* Begin *

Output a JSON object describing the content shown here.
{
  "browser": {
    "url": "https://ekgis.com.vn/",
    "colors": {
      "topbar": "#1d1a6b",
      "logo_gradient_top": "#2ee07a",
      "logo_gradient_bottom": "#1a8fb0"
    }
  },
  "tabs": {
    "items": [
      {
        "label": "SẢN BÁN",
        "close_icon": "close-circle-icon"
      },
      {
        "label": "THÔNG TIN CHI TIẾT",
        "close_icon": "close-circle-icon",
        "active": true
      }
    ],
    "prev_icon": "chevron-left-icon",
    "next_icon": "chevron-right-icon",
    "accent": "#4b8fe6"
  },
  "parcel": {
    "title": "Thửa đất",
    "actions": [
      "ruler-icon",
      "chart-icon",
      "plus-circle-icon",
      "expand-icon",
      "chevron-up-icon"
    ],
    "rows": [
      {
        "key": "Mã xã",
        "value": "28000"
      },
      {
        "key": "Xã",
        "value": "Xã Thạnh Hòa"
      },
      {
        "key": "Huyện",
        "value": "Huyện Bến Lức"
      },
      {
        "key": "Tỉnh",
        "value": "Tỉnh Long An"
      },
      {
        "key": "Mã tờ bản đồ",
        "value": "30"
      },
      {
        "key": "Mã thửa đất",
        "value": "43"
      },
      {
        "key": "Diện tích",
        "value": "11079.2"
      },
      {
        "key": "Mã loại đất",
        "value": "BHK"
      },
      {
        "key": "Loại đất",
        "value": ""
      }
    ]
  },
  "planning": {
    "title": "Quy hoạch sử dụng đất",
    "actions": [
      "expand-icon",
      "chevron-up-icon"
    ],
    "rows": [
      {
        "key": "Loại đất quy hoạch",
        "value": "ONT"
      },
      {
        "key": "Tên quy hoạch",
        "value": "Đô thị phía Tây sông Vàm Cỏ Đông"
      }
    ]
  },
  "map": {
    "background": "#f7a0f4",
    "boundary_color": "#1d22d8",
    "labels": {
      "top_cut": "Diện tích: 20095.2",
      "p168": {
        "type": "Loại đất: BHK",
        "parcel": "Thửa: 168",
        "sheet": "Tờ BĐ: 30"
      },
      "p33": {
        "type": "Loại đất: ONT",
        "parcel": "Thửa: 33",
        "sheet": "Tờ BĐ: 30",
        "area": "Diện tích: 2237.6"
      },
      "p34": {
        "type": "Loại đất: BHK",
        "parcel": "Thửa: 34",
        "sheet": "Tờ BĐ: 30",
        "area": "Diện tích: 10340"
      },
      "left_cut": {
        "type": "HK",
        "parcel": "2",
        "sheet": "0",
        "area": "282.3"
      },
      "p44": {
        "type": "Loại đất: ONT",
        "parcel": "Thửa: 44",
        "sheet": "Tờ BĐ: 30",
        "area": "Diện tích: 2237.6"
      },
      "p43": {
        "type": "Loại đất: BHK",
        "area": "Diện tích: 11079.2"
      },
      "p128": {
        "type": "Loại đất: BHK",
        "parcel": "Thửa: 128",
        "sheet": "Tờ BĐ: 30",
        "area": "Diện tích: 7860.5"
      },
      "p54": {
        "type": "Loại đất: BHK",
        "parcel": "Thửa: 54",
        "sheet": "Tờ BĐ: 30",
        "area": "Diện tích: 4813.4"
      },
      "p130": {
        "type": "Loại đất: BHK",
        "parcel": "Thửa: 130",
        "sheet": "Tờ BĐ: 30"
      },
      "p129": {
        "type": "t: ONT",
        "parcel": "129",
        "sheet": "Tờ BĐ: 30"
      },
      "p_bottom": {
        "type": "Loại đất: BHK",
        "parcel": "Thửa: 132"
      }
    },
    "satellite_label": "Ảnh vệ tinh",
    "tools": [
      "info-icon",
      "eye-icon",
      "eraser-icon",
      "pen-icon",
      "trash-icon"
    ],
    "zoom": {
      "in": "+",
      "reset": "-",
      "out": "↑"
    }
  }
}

* End *

## TASK TO COMPLETE
Where a line in the material contains "area", copy that line.

## TASK SOLUTION
        "area": "Diện tích: 2237.6"
        "area": "Diện tích: 10340"
        "area": "282.3"
        "area": "Diện tích: 2237.6"
        "area": "Diện tích: 11079.2"
        "area": "Diện tích: 7860.5"
        "area": "Diện tích: 4813.4"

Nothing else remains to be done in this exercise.